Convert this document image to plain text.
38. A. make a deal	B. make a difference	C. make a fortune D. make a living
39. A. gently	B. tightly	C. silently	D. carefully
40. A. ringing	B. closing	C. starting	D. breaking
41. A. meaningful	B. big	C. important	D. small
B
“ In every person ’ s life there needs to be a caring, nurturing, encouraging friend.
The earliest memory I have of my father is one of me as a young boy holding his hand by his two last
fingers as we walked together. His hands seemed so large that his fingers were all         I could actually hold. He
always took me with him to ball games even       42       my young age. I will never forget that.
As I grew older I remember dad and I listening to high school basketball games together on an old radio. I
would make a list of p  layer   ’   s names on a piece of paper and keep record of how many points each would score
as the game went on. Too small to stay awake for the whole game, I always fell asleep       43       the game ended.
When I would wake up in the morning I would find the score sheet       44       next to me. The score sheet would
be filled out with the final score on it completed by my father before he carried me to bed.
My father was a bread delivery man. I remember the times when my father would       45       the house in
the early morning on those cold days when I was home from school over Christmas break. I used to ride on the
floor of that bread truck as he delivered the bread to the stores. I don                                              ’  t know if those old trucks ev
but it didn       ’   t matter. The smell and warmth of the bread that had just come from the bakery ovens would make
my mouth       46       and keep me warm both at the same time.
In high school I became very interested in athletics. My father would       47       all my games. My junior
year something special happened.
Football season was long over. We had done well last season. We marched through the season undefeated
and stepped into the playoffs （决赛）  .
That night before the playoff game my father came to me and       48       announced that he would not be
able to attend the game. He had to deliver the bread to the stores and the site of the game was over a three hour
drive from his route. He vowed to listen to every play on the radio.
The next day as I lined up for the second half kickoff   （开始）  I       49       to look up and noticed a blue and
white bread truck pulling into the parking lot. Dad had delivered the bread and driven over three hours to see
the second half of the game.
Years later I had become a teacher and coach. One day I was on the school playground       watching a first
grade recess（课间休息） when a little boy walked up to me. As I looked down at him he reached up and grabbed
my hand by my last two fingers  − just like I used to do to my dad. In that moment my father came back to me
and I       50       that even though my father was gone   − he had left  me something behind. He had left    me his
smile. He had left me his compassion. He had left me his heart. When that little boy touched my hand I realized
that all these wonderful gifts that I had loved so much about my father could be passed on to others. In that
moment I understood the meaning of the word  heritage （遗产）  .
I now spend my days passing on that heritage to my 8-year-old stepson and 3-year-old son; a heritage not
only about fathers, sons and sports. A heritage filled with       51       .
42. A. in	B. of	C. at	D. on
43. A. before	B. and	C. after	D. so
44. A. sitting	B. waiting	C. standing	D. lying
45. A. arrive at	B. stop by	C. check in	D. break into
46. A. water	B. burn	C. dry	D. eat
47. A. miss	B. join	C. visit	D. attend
****************
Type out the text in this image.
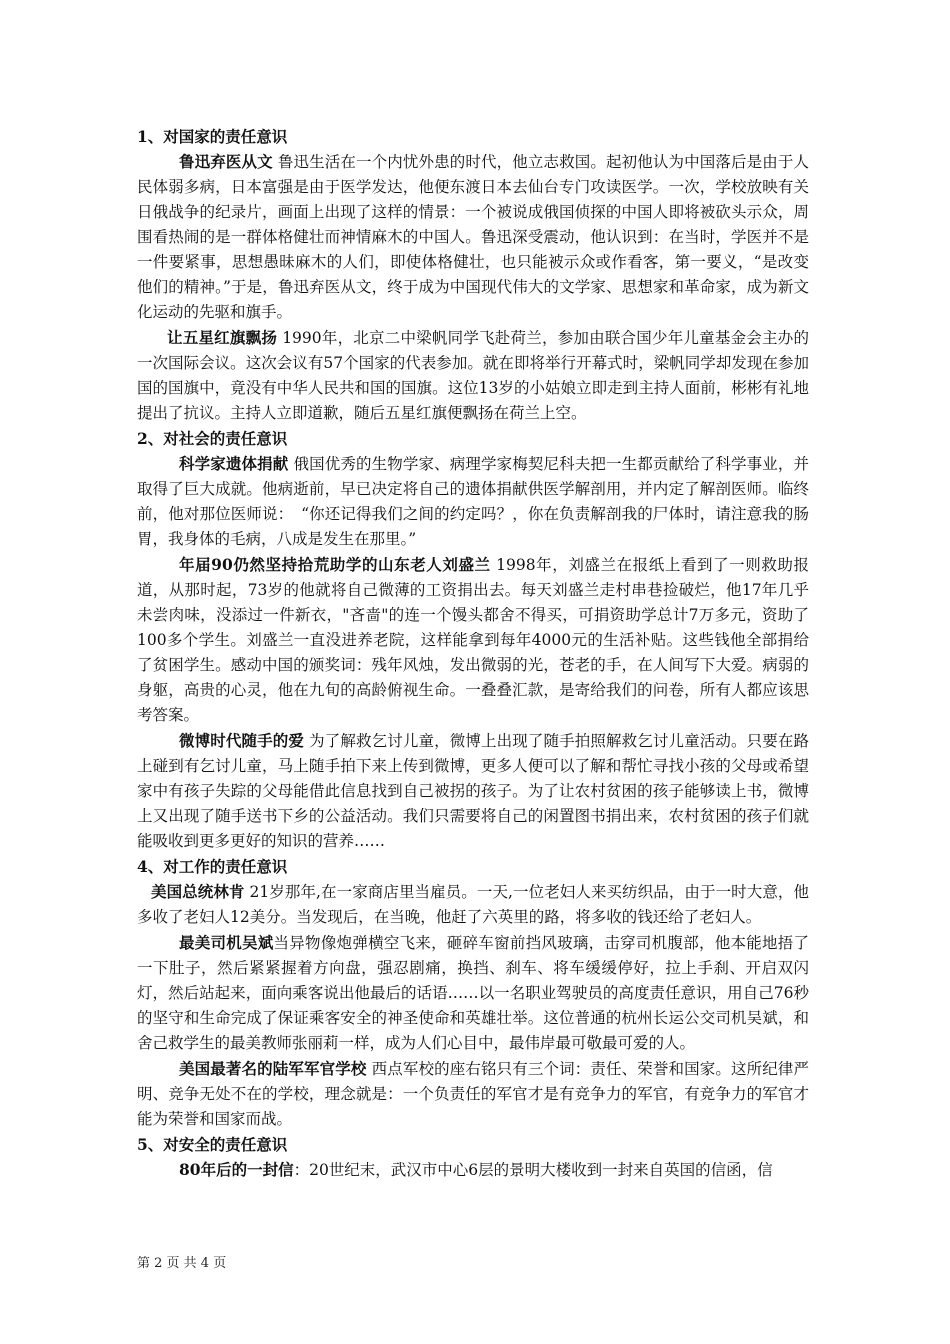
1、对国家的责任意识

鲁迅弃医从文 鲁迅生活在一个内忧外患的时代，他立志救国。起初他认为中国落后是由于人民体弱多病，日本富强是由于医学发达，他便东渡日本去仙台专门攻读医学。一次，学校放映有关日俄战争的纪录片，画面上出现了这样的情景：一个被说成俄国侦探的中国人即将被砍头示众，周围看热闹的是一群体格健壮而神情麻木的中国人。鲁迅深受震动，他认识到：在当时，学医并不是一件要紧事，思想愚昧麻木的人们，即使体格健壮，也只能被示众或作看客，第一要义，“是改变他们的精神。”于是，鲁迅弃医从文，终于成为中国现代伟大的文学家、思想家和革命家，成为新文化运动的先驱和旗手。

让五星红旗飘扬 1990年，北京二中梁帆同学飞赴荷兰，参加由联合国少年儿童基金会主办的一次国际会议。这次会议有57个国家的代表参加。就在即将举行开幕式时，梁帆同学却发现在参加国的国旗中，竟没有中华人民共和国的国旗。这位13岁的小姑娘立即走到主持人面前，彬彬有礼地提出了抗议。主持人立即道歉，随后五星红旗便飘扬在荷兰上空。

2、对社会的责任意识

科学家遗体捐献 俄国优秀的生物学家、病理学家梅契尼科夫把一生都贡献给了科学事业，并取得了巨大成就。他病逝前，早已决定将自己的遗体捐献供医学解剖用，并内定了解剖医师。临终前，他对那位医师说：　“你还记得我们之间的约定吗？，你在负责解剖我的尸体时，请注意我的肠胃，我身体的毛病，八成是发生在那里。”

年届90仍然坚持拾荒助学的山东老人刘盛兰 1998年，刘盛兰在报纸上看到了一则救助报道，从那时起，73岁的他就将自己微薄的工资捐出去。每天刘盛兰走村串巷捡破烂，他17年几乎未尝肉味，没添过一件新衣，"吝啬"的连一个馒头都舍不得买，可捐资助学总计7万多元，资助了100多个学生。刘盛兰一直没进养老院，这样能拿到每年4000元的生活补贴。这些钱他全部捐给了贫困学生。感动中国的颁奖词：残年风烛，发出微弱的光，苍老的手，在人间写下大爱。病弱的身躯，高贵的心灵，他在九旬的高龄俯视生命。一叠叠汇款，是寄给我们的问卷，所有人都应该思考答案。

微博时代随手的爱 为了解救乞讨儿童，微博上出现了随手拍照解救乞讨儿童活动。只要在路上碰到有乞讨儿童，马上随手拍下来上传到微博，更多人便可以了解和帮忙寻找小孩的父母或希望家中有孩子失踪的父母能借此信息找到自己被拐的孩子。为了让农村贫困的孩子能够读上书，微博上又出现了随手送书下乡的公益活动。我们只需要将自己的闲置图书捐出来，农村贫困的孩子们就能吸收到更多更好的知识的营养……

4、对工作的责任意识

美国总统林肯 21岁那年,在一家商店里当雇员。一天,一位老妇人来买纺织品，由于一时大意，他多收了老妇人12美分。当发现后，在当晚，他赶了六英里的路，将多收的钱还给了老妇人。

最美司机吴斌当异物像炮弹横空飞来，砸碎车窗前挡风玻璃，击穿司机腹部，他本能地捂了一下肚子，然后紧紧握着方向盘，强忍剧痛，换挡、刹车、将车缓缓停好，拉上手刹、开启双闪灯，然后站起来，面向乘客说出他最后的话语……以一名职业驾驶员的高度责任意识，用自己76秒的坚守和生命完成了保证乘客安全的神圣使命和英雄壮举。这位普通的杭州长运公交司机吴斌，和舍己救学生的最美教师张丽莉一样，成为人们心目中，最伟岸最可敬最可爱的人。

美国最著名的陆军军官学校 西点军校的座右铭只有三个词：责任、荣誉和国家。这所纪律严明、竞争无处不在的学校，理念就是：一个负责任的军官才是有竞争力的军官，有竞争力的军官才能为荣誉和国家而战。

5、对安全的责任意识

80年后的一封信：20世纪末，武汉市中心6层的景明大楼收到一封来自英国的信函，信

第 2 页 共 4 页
****************
**Problem to solve**
Find and copy every line in the entries above where the string "those" occurs.

**Answer to the problem**
the early morning on those cold days when I was home from school over Christmas break. I used to ride on the
floor of that bread truck as he delivered the bread to the stores. I don                                              ’  t know if those old trucks ev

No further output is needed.